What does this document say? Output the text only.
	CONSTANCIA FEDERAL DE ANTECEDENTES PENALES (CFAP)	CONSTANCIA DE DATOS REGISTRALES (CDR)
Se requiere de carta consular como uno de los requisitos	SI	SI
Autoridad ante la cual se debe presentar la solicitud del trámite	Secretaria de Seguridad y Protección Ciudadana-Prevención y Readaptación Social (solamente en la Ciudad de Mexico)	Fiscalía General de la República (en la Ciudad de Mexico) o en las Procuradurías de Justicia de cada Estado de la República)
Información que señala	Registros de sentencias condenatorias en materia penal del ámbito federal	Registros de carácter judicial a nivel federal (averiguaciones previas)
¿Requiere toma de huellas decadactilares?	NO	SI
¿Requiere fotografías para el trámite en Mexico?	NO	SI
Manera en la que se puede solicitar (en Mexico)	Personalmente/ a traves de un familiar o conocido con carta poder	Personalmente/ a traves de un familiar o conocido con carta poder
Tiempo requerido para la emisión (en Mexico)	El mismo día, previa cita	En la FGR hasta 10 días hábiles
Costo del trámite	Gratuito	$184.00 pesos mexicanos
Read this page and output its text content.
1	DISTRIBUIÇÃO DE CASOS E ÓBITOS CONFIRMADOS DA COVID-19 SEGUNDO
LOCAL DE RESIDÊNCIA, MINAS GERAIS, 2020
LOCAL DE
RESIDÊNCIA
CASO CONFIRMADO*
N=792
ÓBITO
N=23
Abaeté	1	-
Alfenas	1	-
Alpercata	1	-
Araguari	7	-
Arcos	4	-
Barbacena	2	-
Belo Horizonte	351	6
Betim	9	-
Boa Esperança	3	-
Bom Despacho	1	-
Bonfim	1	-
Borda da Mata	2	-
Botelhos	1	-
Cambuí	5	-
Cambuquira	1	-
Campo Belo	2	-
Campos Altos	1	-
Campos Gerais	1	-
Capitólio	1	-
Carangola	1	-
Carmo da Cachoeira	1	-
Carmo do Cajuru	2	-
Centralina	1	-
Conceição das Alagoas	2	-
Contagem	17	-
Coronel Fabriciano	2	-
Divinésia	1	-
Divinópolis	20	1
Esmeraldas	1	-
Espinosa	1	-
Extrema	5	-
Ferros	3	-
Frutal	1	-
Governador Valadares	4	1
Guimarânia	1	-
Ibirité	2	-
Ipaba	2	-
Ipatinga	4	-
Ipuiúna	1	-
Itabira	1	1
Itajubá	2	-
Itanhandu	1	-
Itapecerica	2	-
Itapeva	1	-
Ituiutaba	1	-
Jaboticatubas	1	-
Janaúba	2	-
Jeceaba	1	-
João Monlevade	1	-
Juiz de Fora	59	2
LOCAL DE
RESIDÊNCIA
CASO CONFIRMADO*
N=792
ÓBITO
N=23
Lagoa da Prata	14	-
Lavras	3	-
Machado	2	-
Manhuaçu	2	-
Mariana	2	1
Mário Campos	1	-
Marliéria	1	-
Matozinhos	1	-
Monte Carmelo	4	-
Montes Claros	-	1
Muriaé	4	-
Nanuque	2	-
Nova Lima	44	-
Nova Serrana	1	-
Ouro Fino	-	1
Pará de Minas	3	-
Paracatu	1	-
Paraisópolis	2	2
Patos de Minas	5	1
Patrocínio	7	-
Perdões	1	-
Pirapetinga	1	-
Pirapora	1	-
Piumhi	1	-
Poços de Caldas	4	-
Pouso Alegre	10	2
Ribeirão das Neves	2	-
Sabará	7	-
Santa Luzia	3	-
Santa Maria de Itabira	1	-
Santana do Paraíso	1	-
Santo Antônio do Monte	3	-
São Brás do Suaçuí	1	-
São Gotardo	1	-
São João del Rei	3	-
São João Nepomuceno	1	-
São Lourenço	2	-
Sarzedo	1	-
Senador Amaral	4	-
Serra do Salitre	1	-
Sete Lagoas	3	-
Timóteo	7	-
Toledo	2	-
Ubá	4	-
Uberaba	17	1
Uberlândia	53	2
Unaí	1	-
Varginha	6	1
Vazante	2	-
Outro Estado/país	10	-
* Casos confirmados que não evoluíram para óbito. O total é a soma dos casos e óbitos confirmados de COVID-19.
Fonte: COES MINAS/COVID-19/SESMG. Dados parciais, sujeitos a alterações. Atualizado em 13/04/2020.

=====

▶ WORK INSTRUCTIONS
Among the records above, find each line holding the string "this" and pull it out.

▶ REPLY TO THE TASK
What does this document say? Output the text only.
Read this page and output its text content.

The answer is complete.